### Short exercise
Filter the entries that follow, copying every line in which the word "text" appears.
•••••
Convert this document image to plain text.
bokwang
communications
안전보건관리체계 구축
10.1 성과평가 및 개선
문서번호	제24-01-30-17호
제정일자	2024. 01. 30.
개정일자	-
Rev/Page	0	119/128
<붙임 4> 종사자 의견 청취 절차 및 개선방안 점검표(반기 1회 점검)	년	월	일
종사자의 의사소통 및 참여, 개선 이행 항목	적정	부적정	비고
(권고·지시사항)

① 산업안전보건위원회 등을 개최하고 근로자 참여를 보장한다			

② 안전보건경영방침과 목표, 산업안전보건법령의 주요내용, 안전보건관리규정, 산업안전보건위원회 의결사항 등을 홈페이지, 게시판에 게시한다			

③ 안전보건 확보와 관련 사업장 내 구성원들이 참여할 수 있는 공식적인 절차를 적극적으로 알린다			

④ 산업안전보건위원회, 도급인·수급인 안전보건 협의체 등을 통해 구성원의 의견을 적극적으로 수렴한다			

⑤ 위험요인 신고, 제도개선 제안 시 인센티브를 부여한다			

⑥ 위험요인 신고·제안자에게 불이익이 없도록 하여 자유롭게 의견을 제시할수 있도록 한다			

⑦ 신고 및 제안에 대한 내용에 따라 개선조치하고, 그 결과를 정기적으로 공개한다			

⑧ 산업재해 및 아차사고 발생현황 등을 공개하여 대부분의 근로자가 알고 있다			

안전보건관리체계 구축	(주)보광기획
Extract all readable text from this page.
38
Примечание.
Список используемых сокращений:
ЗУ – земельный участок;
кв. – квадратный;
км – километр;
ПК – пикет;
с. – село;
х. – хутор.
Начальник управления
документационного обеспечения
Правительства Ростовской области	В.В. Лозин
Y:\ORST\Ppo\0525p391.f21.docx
•••••
### Task output
Convert this document image to plain text.
Extract all readable text from this page.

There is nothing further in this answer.